DO THIS ::
Reproduce all the lines exactly as they stand, apart from the pictures.

DATASET ROWS ::
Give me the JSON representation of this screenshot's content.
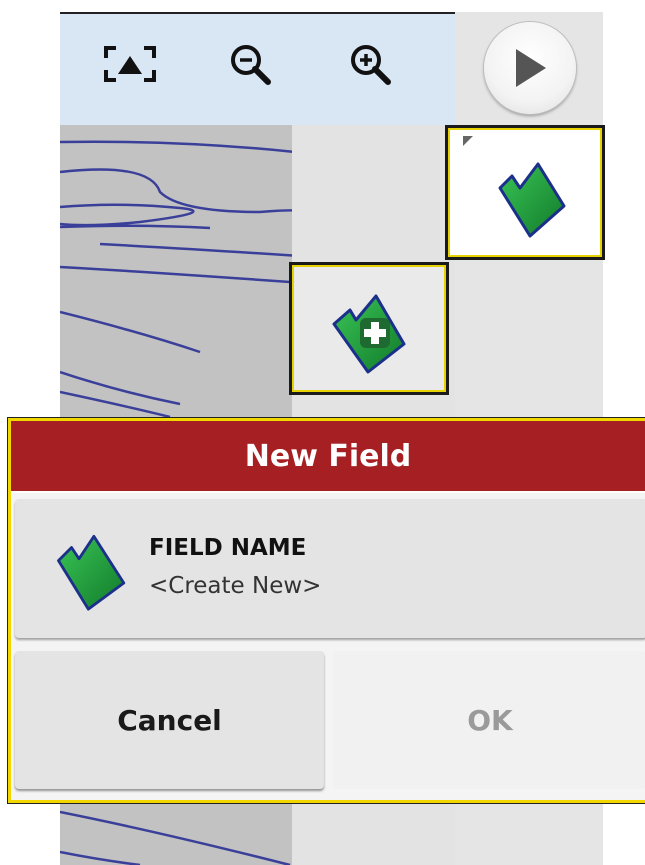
{
  "toolbar": {
    "icons": [
      "recenter-icon",
      "zoom-out-icon",
      "zoom-in-icon"
    ],
    "play_icon": "play-icon"
  },
  "tiles": {
    "field_icon": "field-icon",
    "add_field_icon": "add-field-icon"
  },
  "dialog": {
    "title": "New Field",
    "field_label": "FIELD NAME",
    "field_value": "<Create New>",
    "cancel_label": "Cancel",
    "ok_label": "OK",
    "ok_enabled": false
  },
  "colors": {
    "header_red": "#a51f23",
    "highlight_yellow": "#f2d600",
    "field_green": "#1f9e3a",
    "field_outline": "#1c2f8a",
    "toolbar_blue": "#d9e7f5",
    "map_line_blue": "#3a3f9a"
  }
}
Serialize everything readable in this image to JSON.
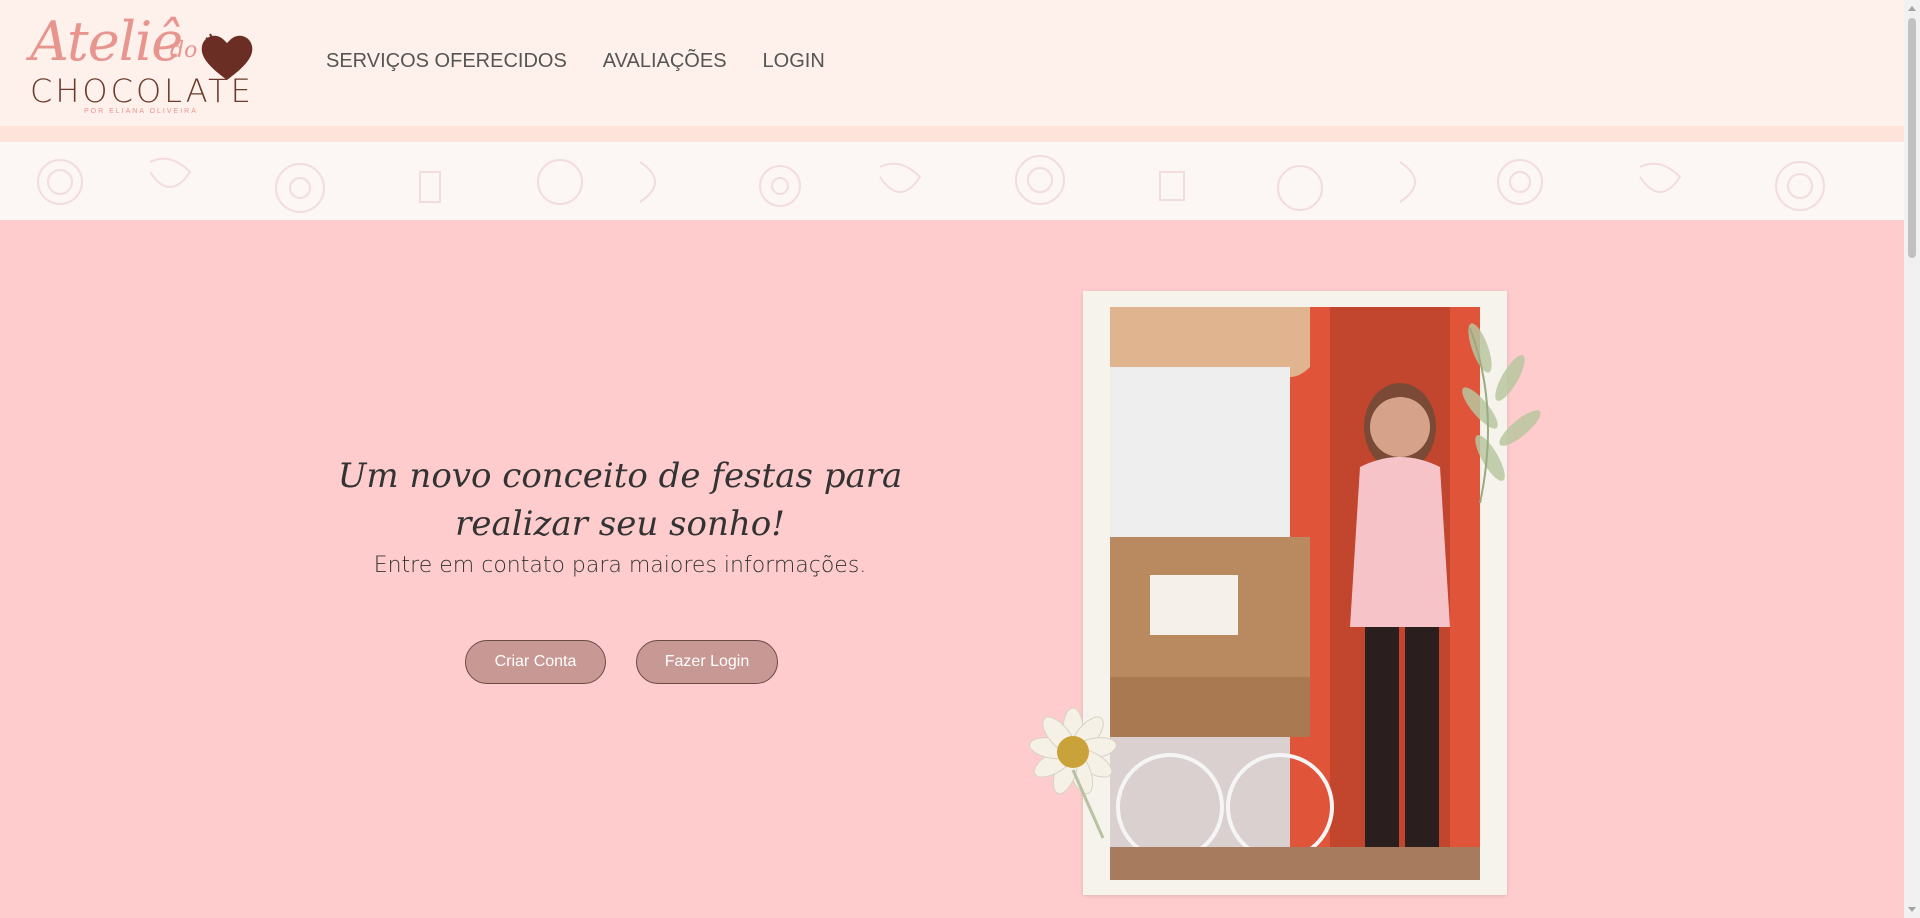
{
  "logo": {
    "script": "Ateliê",
    "do": "do",
    "main": "CHOCOLATE",
    "sub": "POR ELIANA OLIVEIRA"
  },
  "nav": {
    "items": [
      "SERVIÇOS OFERECIDOS",
      "AVALIAÇÕES",
      "LOGIN"
    ]
  },
  "hero": {
    "title": "Um novo conceito de festas para realizar seu sonho!",
    "subtitle": "Entre em contato para maiores informações.",
    "buttons": {
      "create": "Criar Conta",
      "login": "Fazer Login"
    }
  },
  "colors": {
    "header_bg": "#fef0ea",
    "hero_bg": "#ffcccd",
    "button_bg": "#c79894",
    "logo_pink": "#e8958f",
    "logo_brown": "#6b3a2b"
  },
  "icons": [
    "heart-logo-icon",
    "daisy-decoration",
    "leaves-decoration"
  ]
}
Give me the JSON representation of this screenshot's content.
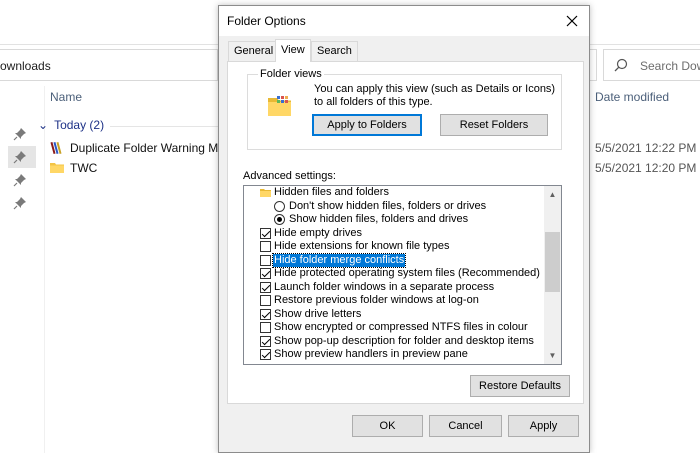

SOLVED PROBLEM ::
Give me the JSON representation of this screenshot's content.
{
  "toolbar": {
    "icons": [
      "recenter-icon",
      "zoom-out-icon",
      "zoom-in-icon"
    ],
    "play_icon": "play-icon"
  },
  "tiles": {
    "field_icon": "field-icon",
    "add_field_icon": "add-field-icon"
  },
  "dialog": {
    "title": "New Field",
    "field_label": "FIELD NAME",
    "field_value": "<Create New>",
    "cancel_label": "Cancel",
    "ok_label": "OK",
    "ok_enabled": false
  },
  "colors": {
    "header_red": "#a51f23",
    "highlight_yellow": "#f2d600",
    "field_green": "#1f9e3a",
    "field_outline": "#1c2f8a",
    "toolbar_blue": "#d9e7f5",
    "map_line_blue": "#3a3f9a"
  }
}
Serialize everything readable in this image to JSON.
{
  "logo": {
    "script": "Ateliê",
    "do": "do",
    "main": "CHOCOLATE",
    "sub": "POR ELIANA OLIVEIRA"
  },
  "nav": {
    "items": [
      "SERVIÇOS OFERECIDOS",
      "AVALIAÇÕES",
      "LOGIN"
    ]
  },
  "hero": {
    "title": "Um novo conceito de festas para realizar seu sonho!",
    "subtitle": "Entre em contato para maiores informações.",
    "buttons": {
      "create": "Criar Conta",
      "login": "Fazer Login"
    }
  },
  "colors": {
    "header_bg": "#fef0ea",
    "hero_bg": "#ffcccd",
    "button_bg": "#c79894",
    "logo_pink": "#e8958f",
    "logo_brown": "#6b3a2b"
  },
  "icons": [
    "heart-logo-icon",
    "daisy-decoration",
    "leaves-decoration"
  ]
}
Give me the JSON representation of this screenshot's content.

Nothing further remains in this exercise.